Task prompt: Give every line back verbatim, dropping all images.

Input rows:
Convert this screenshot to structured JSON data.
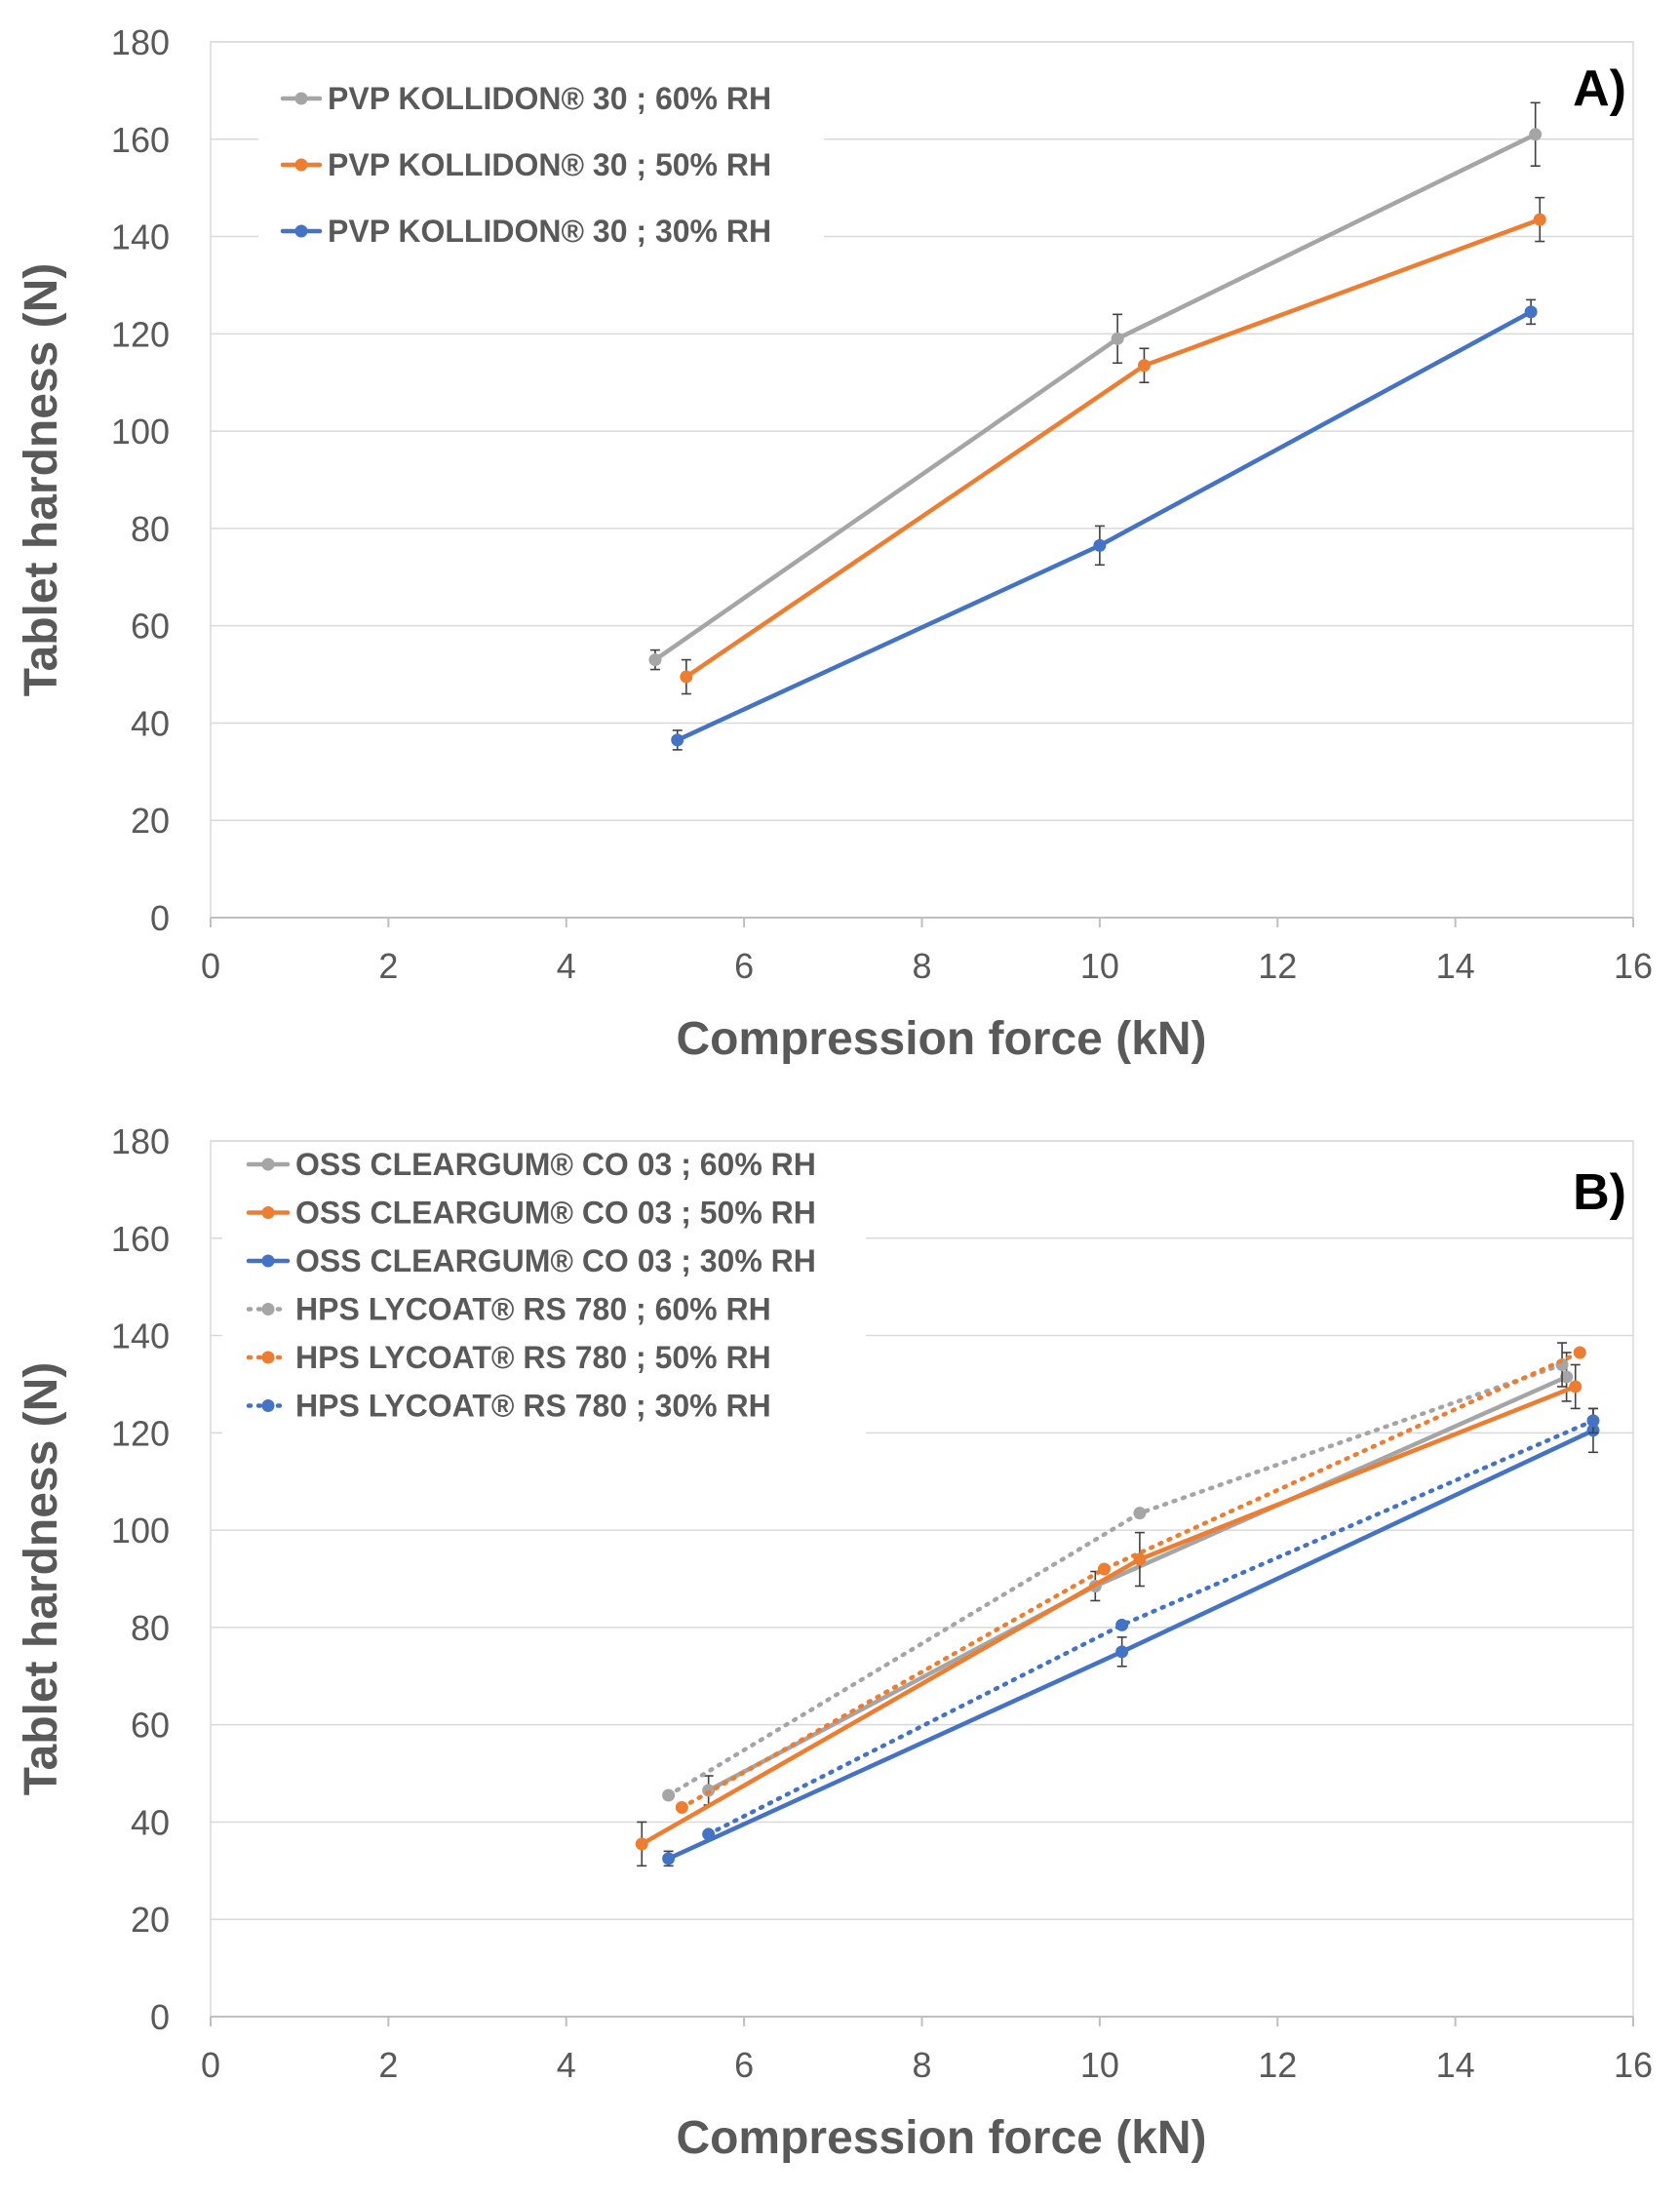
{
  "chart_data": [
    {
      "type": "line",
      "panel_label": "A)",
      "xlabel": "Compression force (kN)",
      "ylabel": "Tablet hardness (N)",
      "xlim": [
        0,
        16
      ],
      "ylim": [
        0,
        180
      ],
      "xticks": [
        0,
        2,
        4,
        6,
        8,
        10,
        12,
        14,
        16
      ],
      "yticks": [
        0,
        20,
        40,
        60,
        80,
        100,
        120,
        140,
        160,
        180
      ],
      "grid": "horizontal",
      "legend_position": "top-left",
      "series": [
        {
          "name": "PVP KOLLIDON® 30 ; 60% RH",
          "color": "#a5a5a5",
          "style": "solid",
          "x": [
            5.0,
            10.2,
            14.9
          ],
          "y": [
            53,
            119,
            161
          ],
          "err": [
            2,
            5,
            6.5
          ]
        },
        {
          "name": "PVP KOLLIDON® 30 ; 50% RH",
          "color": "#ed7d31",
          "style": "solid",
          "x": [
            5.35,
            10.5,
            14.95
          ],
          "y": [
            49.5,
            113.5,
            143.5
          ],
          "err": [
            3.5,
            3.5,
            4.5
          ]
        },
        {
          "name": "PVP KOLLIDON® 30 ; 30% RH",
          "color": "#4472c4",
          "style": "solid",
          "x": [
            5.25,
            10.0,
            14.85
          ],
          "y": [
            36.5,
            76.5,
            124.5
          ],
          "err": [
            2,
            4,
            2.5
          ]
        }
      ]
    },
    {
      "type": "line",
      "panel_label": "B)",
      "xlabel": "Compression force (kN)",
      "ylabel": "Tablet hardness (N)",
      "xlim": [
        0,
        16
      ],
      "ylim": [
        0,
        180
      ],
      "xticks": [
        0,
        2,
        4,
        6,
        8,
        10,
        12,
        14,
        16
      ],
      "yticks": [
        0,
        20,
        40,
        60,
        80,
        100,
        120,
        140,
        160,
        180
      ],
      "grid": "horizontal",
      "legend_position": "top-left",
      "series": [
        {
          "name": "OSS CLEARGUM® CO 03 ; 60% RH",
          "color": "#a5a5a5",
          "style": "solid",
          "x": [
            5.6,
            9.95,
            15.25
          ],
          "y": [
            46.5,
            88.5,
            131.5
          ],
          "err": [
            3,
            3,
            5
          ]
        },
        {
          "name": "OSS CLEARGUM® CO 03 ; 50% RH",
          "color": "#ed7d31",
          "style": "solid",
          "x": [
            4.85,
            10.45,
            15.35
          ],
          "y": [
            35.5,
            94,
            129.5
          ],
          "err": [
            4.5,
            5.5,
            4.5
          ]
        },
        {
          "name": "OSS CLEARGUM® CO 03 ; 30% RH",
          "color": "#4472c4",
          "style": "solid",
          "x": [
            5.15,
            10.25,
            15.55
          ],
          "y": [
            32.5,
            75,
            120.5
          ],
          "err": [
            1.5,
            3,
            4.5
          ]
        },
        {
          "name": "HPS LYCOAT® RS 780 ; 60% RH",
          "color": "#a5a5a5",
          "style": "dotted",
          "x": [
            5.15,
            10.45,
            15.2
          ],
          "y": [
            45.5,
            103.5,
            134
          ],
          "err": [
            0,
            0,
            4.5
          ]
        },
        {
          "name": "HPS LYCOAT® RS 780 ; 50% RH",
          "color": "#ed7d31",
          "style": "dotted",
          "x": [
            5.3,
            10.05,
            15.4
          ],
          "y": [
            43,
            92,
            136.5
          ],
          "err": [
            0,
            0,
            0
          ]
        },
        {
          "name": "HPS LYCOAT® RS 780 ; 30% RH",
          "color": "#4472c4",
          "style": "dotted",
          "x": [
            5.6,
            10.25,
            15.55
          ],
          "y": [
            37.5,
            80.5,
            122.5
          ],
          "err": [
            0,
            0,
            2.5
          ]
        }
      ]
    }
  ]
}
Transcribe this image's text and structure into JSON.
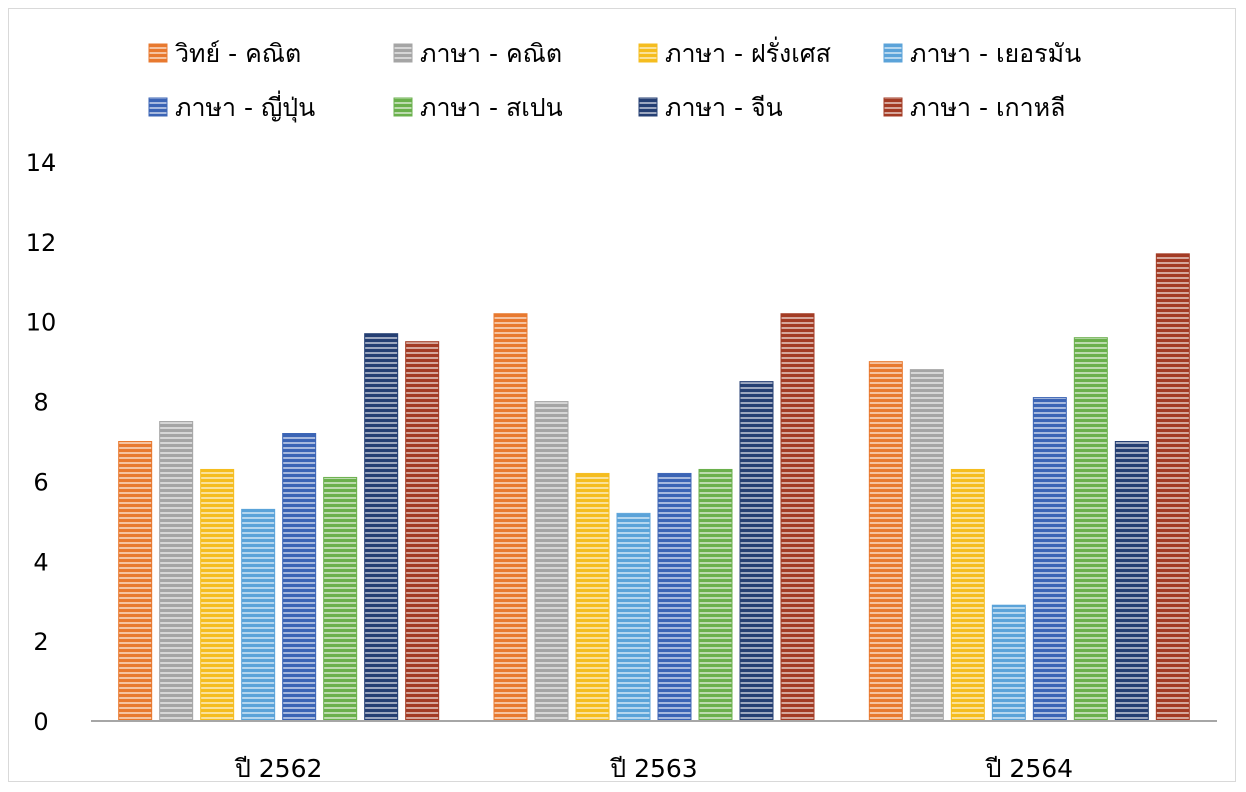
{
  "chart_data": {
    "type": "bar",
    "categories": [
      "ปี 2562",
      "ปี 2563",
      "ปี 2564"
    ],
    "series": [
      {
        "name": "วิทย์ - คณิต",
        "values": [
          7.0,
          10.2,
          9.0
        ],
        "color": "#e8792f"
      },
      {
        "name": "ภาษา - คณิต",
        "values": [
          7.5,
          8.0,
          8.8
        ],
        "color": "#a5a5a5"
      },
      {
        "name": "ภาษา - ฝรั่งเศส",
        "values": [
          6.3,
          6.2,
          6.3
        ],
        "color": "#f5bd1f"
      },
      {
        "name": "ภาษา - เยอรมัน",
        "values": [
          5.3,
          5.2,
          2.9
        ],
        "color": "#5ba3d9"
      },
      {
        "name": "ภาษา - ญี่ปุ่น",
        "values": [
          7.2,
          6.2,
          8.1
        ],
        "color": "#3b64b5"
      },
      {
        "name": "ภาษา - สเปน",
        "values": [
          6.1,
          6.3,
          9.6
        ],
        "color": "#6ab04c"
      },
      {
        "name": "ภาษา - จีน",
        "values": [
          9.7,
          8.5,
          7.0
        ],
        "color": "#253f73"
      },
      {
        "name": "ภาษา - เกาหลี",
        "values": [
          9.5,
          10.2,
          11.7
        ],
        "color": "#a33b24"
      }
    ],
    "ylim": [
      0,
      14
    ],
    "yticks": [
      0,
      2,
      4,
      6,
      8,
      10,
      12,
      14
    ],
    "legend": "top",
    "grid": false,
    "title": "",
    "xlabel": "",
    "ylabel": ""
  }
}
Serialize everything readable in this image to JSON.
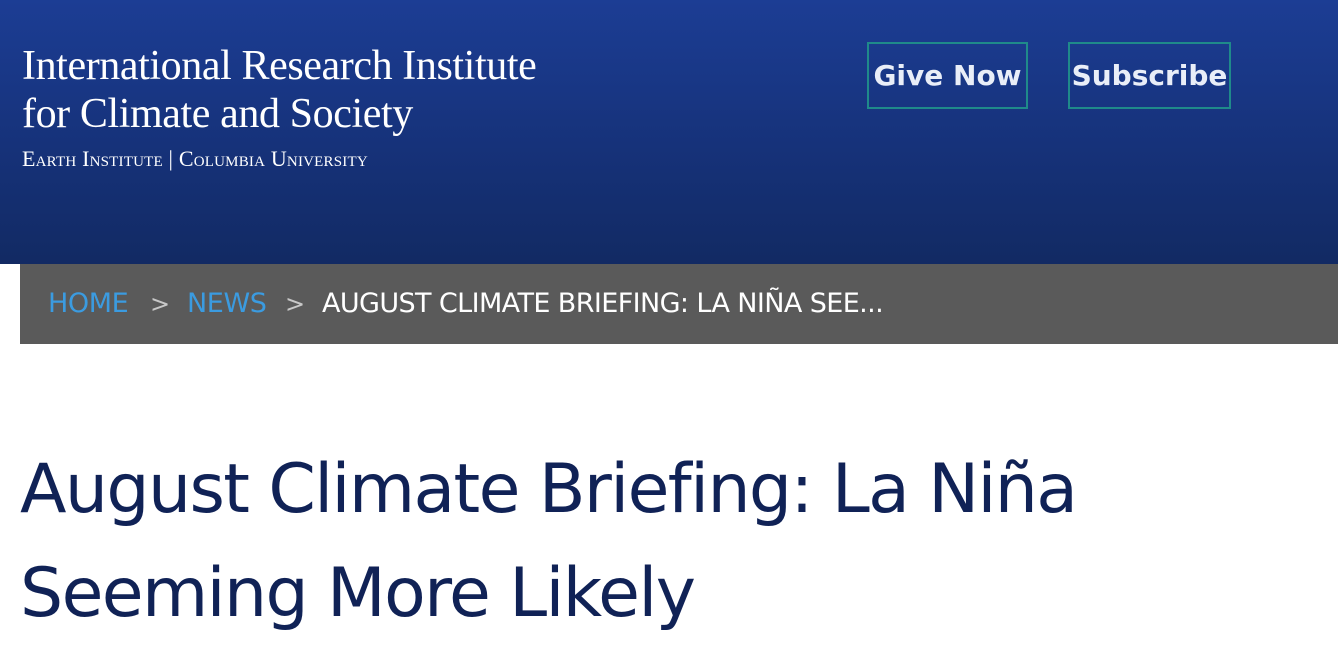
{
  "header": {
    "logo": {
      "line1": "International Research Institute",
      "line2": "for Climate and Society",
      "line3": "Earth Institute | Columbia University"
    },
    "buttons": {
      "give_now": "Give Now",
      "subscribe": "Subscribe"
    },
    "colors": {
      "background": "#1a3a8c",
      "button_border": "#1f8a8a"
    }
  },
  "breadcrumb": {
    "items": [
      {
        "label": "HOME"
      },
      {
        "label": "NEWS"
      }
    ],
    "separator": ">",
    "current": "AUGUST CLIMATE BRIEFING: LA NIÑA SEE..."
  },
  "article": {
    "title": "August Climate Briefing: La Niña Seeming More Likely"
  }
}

Right answer:
Convert this screenshot to structured JSON data.
{
  "chart_data": [
    {
      "type": "line",
      "panel_label": "A)",
      "xlabel": "Compression force (kN)",
      "ylabel": "Tablet hardness (N)",
      "xlim": [
        0,
        16
      ],
      "ylim": [
        0,
        180
      ],
      "xticks": [
        0,
        2,
        4,
        6,
        8,
        10,
        12,
        14,
        16
      ],
      "yticks": [
        0,
        20,
        40,
        60,
        80,
        100,
        120,
        140,
        160,
        180
      ],
      "grid": "horizontal",
      "legend_position": "top-left",
      "series": [
        {
          "name": "PVP KOLLIDON® 30 ; 60% RH",
          "color": "#a5a5a5",
          "style": "solid",
          "x": [
            5.0,
            10.2,
            14.9
          ],
          "y": [
            53,
            119,
            161
          ],
          "err": [
            2,
            5,
            6.5
          ]
        },
        {
          "name": "PVP KOLLIDON® 30 ; 50% RH",
          "color": "#ed7d31",
          "style": "solid",
          "x": [
            5.35,
            10.5,
            14.95
          ],
          "y": [
            49.5,
            113.5,
            143.5
          ],
          "err": [
            3.5,
            3.5,
            4.5
          ]
        },
        {
          "name": "PVP KOLLIDON® 30 ; 30% RH",
          "color": "#4472c4",
          "style": "solid",
          "x": [
            5.25,
            10.0,
            14.85
          ],
          "y": [
            36.5,
            76.5,
            124.5
          ],
          "err": [
            2,
            4,
            2.5
          ]
        }
      ]
    },
    {
      "type": "line",
      "panel_label": "B)",
      "xlabel": "Compression force (kN)",
      "ylabel": "Tablet hardness (N)",
      "xlim": [
        0,
        16
      ],
      "ylim": [
        0,
        180
      ],
      "xticks": [
        0,
        2,
        4,
        6,
        8,
        10,
        12,
        14,
        16
      ],
      "yticks": [
        0,
        20,
        40,
        60,
        80,
        100,
        120,
        140,
        160,
        180
      ],
      "grid": "horizontal",
      "legend_position": "top-left",
      "series": [
        {
          "name": "OSS CLEARGUM® CO 03 ; 60% RH",
          "color": "#a5a5a5",
          "style": "solid",
          "x": [
            5.6,
            9.95,
            15.25
          ],
          "y": [
            46.5,
            88.5,
            131.5
          ],
          "err": [
            3,
            3,
            5
          ]
        },
        {
          "name": "OSS CLEARGUM® CO 03 ; 50% RH",
          "color": "#ed7d31",
          "style": "solid",
          "x": [
            4.85,
            10.45,
            15.35
          ],
          "y": [
            35.5,
            94,
            129.5
          ],
          "err": [
            4.5,
            5.5,
            4.5
          ]
        },
        {
          "name": "OSS CLEARGUM® CO 03 ; 30% RH",
          "color": "#4472c4",
          "style": "solid",
          "x": [
            5.15,
            10.25,
            15.55
          ],
          "y": [
            32.5,
            75,
            120.5
          ],
          "err": [
            1.5,
            3,
            4.5
          ]
        },
        {
          "name": "HPS LYCOAT® RS 780 ; 60% RH",
          "color": "#a5a5a5",
          "style": "dotted",
          "x": [
            5.15,
            10.45,
            15.2
          ],
          "y": [
            45.5,
            103.5,
            134
          ],
          "err": [
            0,
            0,
            4.5
          ]
        },
        {
          "name": "HPS LYCOAT® RS 780 ; 50% RH",
          "color": "#ed7d31",
          "style": "dotted",
          "x": [
            5.3,
            10.05,
            15.4
          ],
          "y": [
            43,
            92,
            136.5
          ],
          "err": [
            0,
            0,
            0
          ]
        },
        {
          "name": "HPS LYCOAT® RS 780 ; 30% RH",
          "color": "#4472c4",
          "style": "dotted",
          "x": [
            5.6,
            10.25,
            15.55
          ],
          "y": [
            37.5,
            80.5,
            122.5
          ],
          "err": [
            0,
            0,
            2.5
          ]
        }
      ]
    }
  ]
}
Transcribe this image's text and structure into JSON.
{
  "chart_data": {
    "type": "bar",
    "categories": [
      "ปี 2562",
      "ปี 2563",
      "ปี 2564"
    ],
    "series": [
      {
        "name": "วิทย์ - คณิต",
        "values": [
          7.0,
          10.2,
          9.0
        ],
        "color": "#e8792f"
      },
      {
        "name": "ภาษา - คณิต",
        "values": [
          7.5,
          8.0,
          8.8
        ],
        "color": "#a5a5a5"
      },
      {
        "name": "ภาษา - ฝรั่งเศส",
        "values": [
          6.3,
          6.2,
          6.3
        ],
        "color": "#f5bd1f"
      },
      {
        "name": "ภาษา - เยอรมัน",
        "values": [
          5.3,
          5.2,
          2.9
        ],
        "color": "#5ba3d9"
      },
      {
        "name": "ภาษา - ญี่ปุ่น",
        "values": [
          7.2,
          6.2,
          8.1
        ],
        "color": "#3b64b5"
      },
      {
        "name": "ภาษา - สเปน",
        "values": [
          6.1,
          6.3,
          9.6
        ],
        "color": "#6ab04c"
      },
      {
        "name": "ภาษา - จีน",
        "values": [
          9.7,
          8.5,
          7.0
        ],
        "color": "#253f73"
      },
      {
        "name": "ภาษา - เกาหลี",
        "values": [
          9.5,
          10.2,
          11.7
        ],
        "color": "#a33b24"
      }
    ],
    "ylim": [
      0,
      14
    ],
    "yticks": [
      0,
      2,
      4,
      6,
      8,
      10,
      12,
      14
    ],
    "legend": "top",
    "grid": false,
    "title": "",
    "xlabel": "",
    "ylabel": ""
  }
}
Serialize everything readable in this image to JSON.
{
  "header": {
    "logo": {
      "line1": "International Research Institute",
      "line2": "for Climate and Society",
      "line3": "Earth Institute | Columbia University"
    },
    "buttons": {
      "give_now": "Give Now",
      "subscribe": "Subscribe"
    },
    "colors": {
      "background": "#1a3a8c",
      "button_border": "#1f8a8a"
    }
  },
  "breadcrumb": {
    "items": [
      {
        "label": "HOME"
      },
      {
        "label": "NEWS"
      }
    ],
    "separator": ">",
    "current": "AUGUST CLIMATE BRIEFING: LA NIÑA SEE..."
  },
  "article": {
    "title": "August Climate Briefing: La Niña Seeming More Likely"
  }
}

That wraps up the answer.